EXERCISE INSTRUCTIONS — Select and copy out every line in the records containing "Latourell".

A block of data

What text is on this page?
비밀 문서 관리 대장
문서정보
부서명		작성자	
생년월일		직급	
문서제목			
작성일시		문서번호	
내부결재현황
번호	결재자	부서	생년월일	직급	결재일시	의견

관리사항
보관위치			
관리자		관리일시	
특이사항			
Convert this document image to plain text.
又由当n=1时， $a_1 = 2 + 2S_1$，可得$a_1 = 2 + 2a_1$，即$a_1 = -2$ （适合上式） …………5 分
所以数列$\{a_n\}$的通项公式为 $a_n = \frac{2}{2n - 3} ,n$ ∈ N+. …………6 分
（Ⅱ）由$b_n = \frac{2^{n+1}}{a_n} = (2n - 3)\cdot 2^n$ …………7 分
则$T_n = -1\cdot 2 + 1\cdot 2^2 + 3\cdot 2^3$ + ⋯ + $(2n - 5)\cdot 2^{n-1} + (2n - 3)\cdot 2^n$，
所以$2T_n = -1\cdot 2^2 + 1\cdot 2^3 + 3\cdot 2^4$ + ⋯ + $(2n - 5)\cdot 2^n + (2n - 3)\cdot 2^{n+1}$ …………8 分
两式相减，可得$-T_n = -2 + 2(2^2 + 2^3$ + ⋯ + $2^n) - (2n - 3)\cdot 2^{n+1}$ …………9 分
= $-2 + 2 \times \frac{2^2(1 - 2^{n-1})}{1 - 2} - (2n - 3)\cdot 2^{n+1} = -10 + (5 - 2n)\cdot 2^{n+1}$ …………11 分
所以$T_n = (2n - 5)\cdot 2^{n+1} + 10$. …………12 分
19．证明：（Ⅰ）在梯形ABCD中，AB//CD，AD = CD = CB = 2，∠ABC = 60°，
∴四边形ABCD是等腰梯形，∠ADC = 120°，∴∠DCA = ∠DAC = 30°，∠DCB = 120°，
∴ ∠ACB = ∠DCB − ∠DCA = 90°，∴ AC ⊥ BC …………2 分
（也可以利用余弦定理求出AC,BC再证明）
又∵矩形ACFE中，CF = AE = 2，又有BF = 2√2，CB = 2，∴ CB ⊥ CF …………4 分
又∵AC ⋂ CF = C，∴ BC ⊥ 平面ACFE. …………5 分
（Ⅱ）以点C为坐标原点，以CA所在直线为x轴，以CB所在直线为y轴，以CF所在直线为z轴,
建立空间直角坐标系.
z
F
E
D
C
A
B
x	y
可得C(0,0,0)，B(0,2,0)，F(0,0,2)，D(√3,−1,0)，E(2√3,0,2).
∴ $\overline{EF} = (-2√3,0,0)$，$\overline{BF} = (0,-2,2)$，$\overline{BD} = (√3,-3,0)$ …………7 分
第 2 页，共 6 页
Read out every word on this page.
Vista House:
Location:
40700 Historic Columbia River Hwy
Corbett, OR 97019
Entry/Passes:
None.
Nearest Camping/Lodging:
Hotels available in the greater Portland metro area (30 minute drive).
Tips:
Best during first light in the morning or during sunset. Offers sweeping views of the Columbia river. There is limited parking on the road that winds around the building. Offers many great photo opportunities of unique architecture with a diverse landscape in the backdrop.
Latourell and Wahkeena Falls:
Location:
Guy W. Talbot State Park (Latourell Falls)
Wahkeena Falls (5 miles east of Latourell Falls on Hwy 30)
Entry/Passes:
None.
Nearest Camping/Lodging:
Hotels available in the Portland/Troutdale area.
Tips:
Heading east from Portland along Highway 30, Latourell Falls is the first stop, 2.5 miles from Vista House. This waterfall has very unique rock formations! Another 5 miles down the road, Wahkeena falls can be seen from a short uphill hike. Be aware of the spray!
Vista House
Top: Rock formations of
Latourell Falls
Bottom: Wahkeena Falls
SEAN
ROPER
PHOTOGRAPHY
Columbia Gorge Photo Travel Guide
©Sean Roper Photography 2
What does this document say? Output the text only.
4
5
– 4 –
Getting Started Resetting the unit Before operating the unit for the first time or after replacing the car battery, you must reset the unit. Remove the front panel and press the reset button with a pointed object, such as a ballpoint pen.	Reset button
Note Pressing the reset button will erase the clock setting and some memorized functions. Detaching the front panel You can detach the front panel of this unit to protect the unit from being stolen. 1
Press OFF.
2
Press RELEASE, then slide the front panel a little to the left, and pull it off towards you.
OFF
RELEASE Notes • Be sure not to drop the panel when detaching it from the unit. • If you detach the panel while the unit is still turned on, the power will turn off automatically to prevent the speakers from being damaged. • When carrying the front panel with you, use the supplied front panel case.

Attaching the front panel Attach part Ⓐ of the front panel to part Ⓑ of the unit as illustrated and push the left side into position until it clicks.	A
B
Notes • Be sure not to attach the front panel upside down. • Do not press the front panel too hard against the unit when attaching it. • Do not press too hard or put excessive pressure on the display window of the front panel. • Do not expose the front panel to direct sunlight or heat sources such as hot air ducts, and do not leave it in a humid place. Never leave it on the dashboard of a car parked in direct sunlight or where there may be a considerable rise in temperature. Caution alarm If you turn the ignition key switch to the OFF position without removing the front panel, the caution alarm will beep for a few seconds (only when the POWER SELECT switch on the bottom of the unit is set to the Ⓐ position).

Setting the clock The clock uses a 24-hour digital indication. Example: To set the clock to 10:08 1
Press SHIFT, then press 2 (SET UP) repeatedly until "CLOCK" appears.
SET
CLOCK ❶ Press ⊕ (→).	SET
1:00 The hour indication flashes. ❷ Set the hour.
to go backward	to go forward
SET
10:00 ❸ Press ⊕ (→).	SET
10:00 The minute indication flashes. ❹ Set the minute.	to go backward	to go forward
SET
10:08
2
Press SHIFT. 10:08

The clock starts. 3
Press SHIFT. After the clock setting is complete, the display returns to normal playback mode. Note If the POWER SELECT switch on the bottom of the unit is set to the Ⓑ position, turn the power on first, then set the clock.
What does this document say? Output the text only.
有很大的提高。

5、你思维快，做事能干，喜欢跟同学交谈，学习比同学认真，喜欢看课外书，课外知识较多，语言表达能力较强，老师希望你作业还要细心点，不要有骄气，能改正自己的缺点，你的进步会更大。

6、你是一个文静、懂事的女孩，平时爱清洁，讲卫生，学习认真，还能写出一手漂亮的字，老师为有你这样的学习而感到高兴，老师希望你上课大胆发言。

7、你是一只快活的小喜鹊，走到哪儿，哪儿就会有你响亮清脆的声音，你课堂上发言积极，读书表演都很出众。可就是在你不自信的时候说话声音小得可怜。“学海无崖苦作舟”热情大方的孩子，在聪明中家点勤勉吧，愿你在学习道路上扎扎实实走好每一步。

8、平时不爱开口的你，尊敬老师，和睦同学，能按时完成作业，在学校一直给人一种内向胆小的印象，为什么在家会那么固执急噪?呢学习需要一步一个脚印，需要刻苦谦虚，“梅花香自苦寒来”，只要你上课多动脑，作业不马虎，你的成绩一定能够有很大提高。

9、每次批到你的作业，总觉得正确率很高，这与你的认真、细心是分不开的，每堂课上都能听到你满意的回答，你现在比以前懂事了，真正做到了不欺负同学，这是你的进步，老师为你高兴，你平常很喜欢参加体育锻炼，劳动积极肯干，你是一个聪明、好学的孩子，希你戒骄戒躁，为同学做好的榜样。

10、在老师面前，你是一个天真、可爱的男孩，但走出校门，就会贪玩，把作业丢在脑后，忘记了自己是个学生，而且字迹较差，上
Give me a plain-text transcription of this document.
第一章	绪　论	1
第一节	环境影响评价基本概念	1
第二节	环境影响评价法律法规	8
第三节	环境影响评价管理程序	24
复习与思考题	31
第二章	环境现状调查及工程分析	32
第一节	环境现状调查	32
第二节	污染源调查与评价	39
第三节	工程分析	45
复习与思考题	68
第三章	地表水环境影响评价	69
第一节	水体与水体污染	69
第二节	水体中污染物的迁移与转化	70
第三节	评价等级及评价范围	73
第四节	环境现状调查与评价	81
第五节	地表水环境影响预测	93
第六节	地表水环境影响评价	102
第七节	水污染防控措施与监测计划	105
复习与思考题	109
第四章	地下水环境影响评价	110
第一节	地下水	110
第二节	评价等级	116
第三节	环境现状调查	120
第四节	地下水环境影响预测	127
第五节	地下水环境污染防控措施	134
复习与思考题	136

REPLY TO THE EXERCISE —
Latourell and Wahkeena Falls:
Guy W. Talbot State Park (Latourell Falls)
Wahkeena Falls (5 miles east of Latourell Falls on Hwy 30)
Heading east from Portland along Highway 30, Latourell Falls is the first stop, 2.5 miles from Vista House. This waterfall has very unique rock formations! Another 5 miles down the road, Wahkeena falls can be seen from a short uphill hike. Be aware of the spray!
Latourell Falls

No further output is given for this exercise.